**Directions for this task**
Filter these entries so that only lines with the word "intensity" remain.

**Given information**

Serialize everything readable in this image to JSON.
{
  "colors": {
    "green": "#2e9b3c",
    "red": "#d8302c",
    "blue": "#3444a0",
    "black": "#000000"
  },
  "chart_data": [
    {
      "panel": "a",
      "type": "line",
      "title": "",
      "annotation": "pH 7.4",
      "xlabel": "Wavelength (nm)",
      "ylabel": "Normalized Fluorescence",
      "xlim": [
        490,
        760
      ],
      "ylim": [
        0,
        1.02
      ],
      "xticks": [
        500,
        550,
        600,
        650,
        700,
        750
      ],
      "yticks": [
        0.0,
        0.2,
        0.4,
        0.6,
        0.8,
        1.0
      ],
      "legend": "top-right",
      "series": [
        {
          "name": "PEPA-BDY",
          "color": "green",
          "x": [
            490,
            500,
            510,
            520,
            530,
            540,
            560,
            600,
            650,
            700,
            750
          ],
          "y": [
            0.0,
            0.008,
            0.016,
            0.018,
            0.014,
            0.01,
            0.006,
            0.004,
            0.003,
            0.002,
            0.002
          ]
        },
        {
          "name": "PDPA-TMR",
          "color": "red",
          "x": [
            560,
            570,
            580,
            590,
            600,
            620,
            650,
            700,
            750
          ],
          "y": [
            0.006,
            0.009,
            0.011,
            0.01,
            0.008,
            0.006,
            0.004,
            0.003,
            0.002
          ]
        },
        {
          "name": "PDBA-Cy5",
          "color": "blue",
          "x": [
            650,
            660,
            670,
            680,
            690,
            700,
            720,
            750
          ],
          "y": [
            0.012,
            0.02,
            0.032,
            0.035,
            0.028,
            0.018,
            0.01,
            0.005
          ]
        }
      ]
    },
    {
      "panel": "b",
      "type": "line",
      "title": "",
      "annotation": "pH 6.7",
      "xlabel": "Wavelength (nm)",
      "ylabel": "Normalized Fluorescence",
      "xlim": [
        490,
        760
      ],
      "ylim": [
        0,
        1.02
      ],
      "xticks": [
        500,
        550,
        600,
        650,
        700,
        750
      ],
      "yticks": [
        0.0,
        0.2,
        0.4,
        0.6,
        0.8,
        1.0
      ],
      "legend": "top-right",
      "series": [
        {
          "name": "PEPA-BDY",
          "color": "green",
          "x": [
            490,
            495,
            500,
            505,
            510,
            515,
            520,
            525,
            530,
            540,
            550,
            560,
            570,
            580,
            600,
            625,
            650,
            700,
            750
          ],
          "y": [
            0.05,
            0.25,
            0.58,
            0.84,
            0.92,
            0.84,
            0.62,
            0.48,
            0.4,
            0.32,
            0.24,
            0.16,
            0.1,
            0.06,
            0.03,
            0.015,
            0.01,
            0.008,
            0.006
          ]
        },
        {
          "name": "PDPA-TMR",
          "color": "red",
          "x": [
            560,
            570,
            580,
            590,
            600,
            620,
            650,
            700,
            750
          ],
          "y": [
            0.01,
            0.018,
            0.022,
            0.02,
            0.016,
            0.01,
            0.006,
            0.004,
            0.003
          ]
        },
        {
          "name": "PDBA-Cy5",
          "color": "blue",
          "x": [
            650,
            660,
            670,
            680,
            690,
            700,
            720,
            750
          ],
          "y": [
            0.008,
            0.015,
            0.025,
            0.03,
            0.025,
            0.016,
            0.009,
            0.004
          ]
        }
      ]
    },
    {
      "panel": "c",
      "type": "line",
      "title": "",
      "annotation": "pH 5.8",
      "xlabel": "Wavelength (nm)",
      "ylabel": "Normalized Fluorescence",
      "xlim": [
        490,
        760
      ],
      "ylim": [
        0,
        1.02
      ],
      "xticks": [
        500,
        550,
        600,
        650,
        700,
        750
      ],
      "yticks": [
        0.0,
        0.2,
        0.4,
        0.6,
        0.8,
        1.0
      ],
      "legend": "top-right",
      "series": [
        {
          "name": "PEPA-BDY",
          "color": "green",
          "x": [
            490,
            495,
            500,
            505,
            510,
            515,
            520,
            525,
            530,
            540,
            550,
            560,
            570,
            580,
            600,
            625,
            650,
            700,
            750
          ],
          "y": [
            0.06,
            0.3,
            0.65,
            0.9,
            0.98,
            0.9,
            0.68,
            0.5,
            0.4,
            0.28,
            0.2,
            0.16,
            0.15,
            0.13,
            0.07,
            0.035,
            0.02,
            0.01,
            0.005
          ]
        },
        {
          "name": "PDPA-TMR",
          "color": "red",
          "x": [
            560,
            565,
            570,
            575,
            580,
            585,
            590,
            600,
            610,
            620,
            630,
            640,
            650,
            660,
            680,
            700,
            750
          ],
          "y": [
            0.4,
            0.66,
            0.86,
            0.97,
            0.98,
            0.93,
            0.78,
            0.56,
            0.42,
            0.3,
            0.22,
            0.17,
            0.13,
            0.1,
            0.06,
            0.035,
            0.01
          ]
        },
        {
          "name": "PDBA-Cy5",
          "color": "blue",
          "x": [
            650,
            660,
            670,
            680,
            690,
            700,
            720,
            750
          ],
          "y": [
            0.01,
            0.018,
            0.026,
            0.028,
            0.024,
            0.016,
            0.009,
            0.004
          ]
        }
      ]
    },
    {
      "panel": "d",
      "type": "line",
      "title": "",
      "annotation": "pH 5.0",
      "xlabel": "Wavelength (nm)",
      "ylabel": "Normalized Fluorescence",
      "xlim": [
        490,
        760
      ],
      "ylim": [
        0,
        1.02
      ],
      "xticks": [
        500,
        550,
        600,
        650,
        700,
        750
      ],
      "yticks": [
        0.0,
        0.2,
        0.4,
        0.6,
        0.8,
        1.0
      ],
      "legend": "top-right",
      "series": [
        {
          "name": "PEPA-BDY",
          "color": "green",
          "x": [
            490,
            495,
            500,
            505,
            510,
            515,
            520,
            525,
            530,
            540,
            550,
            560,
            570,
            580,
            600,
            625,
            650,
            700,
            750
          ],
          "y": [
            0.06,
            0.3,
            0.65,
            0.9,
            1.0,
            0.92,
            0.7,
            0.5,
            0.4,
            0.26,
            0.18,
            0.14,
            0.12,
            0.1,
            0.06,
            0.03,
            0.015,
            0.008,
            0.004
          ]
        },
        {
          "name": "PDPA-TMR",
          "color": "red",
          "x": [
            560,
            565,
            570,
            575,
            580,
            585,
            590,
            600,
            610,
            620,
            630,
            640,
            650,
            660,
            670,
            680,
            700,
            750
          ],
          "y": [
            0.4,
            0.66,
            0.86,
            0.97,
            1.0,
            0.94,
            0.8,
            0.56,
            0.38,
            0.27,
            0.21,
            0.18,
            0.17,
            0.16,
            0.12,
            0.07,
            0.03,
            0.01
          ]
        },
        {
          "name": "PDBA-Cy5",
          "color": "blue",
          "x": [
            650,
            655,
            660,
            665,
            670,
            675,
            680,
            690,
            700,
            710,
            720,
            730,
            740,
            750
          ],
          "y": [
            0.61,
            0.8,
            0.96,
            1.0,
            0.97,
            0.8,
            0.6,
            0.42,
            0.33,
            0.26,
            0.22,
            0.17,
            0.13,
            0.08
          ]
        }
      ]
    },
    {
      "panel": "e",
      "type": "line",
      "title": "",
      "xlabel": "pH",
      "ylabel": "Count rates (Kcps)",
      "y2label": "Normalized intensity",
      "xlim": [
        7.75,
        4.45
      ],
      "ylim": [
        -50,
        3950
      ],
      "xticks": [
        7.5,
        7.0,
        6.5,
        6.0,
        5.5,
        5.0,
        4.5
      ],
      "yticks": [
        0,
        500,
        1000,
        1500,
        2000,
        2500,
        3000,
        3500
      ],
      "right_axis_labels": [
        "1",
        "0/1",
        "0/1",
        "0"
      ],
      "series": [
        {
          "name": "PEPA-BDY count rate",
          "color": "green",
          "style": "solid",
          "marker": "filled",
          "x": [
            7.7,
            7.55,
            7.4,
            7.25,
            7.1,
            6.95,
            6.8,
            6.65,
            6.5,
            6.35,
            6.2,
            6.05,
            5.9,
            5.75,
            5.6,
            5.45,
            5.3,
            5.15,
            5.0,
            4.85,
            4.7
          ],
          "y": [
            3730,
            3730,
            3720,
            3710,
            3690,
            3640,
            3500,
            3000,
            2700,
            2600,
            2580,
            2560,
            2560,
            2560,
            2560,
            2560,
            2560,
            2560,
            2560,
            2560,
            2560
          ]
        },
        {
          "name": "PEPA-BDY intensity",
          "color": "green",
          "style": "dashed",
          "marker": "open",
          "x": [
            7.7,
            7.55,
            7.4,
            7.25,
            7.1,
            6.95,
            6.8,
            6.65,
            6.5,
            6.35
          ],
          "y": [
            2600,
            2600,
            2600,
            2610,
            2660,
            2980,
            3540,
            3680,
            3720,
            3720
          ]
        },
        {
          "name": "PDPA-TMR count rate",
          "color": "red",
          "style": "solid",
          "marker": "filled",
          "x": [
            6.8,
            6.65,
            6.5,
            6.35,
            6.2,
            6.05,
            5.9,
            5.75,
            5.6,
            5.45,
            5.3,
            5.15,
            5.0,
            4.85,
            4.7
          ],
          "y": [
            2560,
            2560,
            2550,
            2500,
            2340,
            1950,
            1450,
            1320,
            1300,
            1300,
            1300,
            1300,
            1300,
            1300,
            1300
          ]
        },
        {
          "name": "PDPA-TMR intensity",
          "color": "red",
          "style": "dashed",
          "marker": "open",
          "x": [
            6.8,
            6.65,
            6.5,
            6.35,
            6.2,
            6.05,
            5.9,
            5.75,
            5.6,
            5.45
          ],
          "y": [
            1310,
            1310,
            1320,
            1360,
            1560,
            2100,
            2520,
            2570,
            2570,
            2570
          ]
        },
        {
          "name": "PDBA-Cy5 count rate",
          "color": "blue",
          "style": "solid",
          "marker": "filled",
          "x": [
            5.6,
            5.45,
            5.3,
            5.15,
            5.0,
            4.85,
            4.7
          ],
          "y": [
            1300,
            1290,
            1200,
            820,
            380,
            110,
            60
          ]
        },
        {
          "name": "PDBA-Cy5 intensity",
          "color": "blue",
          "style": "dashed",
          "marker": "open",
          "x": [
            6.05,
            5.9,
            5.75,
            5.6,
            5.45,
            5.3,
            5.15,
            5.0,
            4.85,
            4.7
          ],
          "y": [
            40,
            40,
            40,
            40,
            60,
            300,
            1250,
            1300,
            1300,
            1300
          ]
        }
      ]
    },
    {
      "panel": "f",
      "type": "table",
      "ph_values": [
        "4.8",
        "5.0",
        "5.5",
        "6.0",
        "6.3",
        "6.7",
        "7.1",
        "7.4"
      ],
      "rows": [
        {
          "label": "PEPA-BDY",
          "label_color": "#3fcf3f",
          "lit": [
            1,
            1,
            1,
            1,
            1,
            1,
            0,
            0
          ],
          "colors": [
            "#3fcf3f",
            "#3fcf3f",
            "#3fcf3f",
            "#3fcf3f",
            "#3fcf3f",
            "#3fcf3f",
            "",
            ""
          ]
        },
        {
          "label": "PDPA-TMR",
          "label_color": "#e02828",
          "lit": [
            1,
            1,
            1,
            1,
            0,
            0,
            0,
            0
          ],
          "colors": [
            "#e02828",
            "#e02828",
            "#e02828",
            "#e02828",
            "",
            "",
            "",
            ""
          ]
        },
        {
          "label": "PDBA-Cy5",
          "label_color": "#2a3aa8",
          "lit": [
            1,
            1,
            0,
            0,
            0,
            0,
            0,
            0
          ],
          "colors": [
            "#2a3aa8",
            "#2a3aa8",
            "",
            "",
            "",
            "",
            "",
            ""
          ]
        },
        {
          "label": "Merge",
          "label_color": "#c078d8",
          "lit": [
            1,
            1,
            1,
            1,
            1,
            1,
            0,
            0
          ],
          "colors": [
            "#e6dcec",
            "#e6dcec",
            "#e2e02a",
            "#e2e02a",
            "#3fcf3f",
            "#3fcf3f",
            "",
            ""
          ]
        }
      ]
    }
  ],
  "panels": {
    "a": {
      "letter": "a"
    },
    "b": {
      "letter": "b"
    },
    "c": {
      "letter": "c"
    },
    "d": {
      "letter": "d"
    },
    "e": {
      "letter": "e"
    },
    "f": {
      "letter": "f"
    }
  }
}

**Output**
      "y2label": "Normalized intensity",
          "name": "PEPA-BDY intensity",
          "name": "PDPA-TMR intensity",
          "name": "PDBA-Cy5 intensity",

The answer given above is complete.